#### [STATED TASK]
In the following material, identify every line holding the string "FACTORY" and return it.

Collected data entries:

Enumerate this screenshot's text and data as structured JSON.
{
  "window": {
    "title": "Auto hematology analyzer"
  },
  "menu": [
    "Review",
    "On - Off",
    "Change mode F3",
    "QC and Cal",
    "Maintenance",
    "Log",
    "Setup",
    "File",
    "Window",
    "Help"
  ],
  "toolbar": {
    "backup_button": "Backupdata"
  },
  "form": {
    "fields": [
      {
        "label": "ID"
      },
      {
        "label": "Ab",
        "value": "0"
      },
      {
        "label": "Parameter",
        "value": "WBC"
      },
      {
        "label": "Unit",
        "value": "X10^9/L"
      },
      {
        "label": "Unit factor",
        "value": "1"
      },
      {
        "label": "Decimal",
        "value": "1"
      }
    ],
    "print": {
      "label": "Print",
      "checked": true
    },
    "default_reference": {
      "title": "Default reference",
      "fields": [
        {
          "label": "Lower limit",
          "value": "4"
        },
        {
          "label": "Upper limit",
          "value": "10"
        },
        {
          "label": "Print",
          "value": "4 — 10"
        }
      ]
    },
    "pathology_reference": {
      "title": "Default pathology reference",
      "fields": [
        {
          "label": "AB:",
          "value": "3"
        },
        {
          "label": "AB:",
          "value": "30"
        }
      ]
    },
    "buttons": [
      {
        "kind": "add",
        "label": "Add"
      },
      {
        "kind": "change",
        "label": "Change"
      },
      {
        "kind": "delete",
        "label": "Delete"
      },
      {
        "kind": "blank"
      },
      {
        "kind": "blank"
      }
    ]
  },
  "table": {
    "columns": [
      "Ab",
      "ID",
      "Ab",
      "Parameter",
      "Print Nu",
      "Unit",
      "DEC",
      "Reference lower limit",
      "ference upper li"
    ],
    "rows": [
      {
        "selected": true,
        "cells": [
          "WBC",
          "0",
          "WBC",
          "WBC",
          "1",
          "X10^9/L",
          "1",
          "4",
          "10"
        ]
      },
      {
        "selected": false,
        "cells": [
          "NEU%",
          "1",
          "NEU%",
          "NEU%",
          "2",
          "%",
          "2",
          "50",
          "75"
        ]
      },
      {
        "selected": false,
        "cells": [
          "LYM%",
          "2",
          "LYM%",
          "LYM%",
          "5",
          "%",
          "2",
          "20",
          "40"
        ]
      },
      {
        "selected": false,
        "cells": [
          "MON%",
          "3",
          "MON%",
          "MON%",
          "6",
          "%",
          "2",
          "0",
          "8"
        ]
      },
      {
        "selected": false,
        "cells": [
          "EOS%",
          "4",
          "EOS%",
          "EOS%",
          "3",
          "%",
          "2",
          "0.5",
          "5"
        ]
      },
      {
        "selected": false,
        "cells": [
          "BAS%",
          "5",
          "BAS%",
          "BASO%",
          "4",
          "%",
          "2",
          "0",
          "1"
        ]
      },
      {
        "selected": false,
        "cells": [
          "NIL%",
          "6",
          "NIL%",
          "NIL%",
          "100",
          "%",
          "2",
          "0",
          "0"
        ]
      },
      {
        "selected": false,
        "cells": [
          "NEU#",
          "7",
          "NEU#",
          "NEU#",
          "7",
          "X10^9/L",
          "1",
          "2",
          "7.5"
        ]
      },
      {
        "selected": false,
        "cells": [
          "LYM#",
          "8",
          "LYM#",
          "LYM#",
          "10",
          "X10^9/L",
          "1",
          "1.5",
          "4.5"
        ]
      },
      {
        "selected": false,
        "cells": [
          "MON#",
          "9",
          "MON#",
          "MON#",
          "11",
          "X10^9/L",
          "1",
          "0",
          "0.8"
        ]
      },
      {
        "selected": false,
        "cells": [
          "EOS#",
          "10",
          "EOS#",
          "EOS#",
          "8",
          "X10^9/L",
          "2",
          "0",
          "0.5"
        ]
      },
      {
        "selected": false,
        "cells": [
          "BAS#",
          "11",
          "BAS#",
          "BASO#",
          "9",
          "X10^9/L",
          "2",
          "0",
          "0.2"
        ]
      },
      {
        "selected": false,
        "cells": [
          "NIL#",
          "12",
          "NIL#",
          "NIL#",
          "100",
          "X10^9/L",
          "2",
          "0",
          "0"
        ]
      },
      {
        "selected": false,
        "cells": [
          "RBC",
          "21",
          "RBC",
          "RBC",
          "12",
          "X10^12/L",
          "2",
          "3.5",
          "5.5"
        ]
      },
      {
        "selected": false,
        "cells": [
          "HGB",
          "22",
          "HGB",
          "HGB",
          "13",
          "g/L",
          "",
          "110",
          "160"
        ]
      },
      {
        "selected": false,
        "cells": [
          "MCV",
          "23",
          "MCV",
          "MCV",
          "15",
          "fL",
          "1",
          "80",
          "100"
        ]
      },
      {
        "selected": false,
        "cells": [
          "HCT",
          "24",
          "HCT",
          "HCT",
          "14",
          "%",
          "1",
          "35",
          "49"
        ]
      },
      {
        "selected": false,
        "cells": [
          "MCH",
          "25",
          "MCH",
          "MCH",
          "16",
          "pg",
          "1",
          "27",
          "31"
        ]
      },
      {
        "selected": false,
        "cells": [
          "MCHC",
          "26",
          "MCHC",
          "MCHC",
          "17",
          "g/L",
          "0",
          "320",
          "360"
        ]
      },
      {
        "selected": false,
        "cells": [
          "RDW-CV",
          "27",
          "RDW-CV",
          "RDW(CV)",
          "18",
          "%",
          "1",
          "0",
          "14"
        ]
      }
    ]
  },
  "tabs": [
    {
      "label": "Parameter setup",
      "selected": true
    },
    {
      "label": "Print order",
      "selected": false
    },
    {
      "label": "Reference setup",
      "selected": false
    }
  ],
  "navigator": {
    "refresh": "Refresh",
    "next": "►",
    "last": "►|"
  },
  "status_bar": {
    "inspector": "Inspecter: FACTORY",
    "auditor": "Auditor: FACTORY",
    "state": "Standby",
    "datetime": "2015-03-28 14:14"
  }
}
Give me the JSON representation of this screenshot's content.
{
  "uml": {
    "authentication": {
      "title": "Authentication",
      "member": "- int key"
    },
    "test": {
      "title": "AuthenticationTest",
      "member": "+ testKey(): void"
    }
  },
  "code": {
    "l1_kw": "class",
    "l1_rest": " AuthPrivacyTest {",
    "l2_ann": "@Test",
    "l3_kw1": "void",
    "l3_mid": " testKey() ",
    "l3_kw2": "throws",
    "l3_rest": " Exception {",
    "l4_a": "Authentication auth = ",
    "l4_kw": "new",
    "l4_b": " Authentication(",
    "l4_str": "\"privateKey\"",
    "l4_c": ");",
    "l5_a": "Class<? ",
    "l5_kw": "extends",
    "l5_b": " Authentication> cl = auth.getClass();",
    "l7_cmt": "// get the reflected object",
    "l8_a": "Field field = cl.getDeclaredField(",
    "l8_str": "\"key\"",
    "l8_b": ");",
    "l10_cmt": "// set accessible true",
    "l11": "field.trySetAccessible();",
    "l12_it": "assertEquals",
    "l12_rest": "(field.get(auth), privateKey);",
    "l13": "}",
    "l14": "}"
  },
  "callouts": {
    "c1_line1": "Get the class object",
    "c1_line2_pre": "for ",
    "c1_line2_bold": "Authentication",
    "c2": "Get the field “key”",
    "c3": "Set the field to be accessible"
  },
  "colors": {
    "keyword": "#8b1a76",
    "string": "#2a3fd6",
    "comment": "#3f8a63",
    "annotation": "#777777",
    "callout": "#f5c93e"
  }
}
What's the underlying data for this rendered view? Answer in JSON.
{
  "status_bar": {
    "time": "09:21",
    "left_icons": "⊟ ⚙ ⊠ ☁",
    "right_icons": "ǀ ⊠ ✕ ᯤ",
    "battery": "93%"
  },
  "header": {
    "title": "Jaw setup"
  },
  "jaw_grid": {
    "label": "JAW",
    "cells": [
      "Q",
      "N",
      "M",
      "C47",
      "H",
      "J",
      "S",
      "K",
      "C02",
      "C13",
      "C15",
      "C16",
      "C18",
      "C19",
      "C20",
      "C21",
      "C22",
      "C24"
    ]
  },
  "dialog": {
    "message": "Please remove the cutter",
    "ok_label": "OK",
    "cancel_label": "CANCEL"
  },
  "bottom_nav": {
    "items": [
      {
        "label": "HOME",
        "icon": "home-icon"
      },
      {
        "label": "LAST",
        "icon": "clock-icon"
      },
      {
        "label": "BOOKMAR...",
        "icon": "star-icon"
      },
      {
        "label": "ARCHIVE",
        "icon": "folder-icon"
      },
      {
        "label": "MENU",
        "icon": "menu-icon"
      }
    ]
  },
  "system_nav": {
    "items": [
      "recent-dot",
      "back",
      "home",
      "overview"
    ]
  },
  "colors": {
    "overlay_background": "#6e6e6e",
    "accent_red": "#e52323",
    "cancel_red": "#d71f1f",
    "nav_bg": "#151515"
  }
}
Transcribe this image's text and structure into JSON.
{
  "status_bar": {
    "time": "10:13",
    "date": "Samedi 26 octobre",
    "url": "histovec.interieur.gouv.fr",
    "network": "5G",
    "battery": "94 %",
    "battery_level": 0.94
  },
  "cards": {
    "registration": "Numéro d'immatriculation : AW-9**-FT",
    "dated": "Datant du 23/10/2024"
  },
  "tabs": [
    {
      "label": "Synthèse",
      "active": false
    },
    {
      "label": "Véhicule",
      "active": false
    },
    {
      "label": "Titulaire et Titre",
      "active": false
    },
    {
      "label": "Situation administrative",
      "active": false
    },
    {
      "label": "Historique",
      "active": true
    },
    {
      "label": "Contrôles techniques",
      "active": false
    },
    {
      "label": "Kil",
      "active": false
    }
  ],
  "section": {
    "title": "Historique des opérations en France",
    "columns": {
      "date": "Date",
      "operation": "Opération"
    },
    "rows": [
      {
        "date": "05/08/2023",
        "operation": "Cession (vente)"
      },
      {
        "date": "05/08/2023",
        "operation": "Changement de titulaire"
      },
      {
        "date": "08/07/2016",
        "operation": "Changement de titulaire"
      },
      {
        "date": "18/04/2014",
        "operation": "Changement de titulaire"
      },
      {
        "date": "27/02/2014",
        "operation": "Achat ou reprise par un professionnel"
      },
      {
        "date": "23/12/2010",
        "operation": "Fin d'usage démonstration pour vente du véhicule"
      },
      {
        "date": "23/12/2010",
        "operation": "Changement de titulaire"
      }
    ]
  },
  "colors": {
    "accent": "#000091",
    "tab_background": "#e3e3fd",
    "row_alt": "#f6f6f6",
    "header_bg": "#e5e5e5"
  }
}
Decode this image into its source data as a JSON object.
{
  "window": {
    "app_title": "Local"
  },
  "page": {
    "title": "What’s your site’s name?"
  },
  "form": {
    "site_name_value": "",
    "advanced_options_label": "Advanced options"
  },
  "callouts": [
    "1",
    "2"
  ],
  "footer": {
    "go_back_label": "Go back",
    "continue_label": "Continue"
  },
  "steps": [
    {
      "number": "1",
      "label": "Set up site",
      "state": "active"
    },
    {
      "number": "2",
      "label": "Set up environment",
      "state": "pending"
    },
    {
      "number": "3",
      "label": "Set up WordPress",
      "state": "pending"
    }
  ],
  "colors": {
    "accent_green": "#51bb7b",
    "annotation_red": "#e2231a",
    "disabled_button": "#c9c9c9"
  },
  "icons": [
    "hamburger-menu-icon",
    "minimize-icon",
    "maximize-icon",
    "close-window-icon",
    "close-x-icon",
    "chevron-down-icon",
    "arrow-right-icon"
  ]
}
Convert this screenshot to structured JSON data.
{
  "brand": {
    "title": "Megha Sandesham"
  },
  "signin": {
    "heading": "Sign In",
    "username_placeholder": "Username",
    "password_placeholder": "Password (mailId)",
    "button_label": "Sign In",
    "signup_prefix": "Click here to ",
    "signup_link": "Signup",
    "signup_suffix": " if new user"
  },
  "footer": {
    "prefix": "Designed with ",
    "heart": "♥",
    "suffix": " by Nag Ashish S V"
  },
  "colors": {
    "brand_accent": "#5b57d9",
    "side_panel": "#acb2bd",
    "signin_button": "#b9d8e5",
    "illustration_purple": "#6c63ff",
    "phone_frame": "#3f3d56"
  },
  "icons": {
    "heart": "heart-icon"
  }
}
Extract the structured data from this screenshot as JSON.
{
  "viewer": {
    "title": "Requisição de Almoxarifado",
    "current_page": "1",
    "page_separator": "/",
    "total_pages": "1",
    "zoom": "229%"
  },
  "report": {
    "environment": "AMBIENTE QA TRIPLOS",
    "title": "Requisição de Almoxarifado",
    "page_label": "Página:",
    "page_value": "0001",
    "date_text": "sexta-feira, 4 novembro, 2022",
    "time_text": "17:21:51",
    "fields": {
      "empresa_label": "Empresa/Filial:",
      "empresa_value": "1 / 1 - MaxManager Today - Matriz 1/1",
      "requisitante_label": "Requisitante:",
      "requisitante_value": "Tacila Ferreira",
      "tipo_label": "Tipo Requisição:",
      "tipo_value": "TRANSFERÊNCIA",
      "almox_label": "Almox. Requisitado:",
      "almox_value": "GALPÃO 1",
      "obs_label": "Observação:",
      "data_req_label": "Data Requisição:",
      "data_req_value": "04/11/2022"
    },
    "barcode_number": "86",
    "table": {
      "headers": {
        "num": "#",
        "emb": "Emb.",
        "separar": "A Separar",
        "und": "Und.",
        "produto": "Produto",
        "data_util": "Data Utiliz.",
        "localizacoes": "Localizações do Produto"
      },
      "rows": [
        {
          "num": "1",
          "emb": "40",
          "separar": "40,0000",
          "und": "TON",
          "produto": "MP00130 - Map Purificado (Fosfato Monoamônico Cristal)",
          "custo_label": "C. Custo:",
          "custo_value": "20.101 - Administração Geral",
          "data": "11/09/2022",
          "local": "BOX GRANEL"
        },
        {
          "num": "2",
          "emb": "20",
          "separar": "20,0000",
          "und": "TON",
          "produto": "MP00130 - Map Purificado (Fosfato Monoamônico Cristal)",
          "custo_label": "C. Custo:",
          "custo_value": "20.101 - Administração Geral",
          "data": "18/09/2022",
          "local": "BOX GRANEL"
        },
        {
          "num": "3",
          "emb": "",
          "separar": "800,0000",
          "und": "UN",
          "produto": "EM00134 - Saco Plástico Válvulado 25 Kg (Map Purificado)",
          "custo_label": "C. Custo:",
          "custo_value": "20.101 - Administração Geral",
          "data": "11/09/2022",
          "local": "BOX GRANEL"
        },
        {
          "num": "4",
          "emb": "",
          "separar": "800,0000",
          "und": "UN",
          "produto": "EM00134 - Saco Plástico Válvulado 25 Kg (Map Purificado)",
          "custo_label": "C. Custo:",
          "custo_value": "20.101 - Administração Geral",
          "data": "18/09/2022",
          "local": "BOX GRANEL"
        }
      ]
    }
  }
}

#### [CORRECT RESULT]
    "inspector": "Inspecter: FACTORY",
    "auditor": "Auditor: FACTORY",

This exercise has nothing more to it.